-- BEGIN SUPPLIED ENTRIES --

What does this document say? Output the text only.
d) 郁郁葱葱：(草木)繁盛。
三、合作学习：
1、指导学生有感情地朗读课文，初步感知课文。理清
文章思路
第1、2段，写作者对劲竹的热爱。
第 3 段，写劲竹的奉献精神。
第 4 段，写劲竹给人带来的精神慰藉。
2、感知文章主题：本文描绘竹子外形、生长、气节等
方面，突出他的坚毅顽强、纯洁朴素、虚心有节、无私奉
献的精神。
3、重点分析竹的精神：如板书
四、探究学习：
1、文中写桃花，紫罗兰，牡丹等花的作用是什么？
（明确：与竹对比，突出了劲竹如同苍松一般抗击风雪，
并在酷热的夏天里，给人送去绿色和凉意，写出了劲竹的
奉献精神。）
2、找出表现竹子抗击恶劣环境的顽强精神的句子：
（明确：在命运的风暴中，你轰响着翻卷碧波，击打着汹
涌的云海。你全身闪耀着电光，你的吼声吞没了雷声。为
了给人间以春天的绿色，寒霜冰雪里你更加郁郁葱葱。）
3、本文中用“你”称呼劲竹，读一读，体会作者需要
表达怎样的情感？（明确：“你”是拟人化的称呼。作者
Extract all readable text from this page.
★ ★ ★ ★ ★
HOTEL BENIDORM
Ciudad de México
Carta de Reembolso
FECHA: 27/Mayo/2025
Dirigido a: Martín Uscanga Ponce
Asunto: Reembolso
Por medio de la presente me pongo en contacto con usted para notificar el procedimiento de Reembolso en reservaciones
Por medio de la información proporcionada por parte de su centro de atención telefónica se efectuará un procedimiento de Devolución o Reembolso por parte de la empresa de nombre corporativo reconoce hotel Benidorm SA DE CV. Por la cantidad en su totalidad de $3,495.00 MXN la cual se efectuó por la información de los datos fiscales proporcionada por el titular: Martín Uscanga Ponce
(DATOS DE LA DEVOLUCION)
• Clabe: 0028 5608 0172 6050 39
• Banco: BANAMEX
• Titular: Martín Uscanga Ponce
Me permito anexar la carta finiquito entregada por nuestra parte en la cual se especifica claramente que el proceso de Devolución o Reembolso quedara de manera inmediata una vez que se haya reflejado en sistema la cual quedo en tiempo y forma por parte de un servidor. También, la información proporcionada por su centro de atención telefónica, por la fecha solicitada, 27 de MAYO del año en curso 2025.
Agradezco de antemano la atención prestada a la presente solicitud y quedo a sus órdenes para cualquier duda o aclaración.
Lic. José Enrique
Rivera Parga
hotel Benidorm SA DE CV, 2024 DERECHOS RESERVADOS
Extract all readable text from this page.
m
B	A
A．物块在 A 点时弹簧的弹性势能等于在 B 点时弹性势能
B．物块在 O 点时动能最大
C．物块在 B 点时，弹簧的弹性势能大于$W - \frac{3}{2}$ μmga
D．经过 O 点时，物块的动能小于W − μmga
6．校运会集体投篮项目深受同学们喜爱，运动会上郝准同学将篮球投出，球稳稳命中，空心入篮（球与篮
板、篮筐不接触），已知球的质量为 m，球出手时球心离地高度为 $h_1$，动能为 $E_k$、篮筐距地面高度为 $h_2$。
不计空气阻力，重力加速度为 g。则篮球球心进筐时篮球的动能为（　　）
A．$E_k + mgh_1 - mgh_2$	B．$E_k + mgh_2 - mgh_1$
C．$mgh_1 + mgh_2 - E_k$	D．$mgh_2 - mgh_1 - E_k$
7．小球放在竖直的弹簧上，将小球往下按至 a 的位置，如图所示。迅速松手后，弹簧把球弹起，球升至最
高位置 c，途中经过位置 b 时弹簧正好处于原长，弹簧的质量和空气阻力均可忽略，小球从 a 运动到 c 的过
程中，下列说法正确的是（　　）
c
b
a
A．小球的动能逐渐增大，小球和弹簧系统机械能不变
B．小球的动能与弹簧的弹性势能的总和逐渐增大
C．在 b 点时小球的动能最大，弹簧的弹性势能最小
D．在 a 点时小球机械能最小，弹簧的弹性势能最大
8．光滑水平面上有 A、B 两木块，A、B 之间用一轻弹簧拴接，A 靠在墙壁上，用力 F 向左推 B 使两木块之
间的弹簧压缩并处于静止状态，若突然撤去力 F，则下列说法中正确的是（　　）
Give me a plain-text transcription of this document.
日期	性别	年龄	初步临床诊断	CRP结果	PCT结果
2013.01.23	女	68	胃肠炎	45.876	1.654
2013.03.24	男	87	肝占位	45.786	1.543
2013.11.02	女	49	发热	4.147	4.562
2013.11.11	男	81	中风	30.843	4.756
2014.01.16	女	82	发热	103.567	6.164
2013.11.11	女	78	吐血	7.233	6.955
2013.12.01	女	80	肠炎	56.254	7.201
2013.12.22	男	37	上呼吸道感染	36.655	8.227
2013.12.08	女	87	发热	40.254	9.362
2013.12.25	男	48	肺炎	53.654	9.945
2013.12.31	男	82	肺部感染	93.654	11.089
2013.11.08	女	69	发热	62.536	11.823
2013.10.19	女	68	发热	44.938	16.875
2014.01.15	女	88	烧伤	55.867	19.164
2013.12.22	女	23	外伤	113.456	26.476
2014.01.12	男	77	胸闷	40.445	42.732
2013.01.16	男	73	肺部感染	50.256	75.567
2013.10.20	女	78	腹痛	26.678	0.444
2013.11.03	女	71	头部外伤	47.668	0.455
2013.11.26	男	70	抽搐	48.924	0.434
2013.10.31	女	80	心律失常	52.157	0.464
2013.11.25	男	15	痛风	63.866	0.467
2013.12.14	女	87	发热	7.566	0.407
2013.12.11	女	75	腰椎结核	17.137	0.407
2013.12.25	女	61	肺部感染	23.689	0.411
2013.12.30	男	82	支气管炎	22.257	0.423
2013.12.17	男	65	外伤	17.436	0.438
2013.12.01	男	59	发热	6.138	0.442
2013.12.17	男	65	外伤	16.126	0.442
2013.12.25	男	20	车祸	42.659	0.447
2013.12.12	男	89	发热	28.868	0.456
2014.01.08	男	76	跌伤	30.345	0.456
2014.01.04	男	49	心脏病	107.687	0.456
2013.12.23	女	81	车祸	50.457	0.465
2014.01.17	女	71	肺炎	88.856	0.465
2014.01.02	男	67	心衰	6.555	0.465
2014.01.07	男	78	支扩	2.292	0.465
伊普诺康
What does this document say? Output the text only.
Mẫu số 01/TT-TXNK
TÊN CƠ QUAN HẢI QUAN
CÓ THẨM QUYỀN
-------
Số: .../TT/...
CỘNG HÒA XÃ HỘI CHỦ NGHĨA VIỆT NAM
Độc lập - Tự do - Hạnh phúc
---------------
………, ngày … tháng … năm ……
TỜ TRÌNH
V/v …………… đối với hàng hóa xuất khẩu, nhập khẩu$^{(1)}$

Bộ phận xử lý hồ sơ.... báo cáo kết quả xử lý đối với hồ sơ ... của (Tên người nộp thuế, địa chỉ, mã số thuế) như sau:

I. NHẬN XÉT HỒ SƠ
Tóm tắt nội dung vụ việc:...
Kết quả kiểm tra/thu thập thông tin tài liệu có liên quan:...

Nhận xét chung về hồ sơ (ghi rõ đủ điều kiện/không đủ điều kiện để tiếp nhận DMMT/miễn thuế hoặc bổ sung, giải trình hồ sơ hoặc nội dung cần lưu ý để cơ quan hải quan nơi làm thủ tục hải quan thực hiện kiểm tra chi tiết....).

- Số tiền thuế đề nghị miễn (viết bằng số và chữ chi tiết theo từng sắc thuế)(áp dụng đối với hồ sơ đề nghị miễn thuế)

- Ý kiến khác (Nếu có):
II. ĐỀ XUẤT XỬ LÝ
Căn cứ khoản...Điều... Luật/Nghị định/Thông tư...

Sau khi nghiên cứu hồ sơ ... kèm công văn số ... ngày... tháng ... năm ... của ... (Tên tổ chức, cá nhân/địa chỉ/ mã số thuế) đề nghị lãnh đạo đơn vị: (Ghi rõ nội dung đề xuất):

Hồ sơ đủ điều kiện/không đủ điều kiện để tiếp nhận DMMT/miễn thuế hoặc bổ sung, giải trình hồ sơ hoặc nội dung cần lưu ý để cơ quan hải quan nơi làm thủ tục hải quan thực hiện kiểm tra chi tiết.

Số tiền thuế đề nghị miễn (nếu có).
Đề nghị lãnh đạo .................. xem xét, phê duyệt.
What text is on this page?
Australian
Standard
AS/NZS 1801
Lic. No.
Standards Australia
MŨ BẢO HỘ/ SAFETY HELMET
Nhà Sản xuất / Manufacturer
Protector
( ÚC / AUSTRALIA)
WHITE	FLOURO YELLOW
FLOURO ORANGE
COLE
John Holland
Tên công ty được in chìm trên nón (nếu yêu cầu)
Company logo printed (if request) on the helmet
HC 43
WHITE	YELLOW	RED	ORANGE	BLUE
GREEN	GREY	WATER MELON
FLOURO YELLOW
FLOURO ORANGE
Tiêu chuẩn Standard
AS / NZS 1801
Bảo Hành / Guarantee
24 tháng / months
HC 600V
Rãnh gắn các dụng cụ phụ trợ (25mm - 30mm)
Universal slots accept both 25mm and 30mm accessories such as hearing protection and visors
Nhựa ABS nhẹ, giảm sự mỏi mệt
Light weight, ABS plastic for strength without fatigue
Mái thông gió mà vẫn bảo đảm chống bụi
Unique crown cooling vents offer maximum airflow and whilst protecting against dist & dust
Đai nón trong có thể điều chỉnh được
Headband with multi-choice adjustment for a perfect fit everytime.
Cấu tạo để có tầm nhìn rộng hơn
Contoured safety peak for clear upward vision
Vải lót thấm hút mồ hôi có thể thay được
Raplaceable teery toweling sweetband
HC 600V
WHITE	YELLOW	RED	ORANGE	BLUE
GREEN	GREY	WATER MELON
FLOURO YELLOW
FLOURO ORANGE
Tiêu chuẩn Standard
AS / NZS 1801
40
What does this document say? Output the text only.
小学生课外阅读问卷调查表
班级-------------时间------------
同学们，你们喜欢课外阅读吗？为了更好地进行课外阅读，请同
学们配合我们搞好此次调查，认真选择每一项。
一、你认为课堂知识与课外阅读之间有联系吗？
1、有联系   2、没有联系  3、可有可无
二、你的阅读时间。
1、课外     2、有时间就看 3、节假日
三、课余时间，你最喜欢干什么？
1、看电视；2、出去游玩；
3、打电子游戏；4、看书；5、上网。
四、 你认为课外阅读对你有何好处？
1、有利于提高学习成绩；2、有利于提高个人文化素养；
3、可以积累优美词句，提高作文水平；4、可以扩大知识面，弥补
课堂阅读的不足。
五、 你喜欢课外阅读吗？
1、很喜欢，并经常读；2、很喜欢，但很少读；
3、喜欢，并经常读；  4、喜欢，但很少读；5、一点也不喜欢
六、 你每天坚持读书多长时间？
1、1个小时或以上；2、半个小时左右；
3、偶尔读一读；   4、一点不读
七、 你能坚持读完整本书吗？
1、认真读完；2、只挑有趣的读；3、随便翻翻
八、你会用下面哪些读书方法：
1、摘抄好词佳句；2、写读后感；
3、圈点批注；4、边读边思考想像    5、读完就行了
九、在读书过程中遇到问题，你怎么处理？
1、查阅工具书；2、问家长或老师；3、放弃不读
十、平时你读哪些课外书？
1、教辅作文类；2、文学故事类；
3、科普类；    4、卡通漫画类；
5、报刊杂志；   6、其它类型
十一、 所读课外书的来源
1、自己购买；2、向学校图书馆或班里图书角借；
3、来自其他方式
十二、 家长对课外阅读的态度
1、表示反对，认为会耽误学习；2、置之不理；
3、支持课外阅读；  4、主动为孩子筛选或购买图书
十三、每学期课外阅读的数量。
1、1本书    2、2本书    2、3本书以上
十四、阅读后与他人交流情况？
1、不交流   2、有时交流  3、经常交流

-- END SUPPLIED ENTRIES --

▸ AIM OF THE TASK: Gather each line from the listing above that holds "dụng".

▸ IN RESPONSE:
- Số tiền thuế đề nghị miễn (viết bằng số và chữ chi tiết theo từng sắc thuế)(áp dụng đối với hồ sơ đề nghị miễn thuế)
Rãnh gắn các dụng cụ phụ trợ (25mm - 30mm)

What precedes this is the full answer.